## Aim of the task
Wherever "ochranu" appears in a line, list that line.

## Information provided

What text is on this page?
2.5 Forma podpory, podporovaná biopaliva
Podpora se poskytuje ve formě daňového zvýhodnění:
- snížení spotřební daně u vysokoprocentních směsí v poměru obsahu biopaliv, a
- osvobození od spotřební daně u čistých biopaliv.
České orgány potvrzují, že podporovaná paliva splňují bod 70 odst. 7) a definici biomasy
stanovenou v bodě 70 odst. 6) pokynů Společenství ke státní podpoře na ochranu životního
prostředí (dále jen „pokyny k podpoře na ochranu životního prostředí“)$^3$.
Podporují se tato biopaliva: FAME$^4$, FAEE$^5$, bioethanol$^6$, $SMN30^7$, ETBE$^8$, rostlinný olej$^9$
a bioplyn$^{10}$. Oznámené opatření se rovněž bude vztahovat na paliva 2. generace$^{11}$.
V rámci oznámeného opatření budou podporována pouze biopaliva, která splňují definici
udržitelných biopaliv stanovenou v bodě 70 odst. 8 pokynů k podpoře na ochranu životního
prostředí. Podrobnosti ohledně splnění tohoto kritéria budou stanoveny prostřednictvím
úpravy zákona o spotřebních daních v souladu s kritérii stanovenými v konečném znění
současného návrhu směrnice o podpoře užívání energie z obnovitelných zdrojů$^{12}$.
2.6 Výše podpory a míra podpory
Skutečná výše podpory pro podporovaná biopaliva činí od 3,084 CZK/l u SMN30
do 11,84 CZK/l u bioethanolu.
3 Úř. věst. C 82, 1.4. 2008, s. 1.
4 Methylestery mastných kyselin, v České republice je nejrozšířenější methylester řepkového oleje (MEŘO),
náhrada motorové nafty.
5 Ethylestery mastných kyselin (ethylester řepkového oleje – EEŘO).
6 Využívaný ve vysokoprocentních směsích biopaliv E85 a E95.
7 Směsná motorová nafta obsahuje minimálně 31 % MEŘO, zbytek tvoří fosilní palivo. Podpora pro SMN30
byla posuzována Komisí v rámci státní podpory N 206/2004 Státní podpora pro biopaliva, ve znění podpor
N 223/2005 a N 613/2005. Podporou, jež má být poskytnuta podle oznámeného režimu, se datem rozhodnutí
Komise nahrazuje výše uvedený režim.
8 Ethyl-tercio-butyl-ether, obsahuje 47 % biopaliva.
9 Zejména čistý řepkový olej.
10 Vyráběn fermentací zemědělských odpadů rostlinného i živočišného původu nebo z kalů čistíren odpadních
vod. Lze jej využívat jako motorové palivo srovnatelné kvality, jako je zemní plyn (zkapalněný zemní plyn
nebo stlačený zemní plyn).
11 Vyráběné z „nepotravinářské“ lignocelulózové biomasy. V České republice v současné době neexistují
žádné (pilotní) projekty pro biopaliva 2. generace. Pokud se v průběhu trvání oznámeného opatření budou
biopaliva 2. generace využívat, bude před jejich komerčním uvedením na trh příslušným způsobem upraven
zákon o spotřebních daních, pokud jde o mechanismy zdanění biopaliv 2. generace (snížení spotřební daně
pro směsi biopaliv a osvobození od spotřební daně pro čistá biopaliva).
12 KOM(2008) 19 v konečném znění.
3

## Response below
stanovenou v bodě 70 odst. 6) pokynů Společenství ke státní podpoře na ochranu životního
prostředí (dále jen „pokyny k podpoře na ochranu životního prostředí“)$^3$.
udržitelných biopaliv stanovenou v bodě 70 odst. 8 pokynů k podpoře na ochranu životního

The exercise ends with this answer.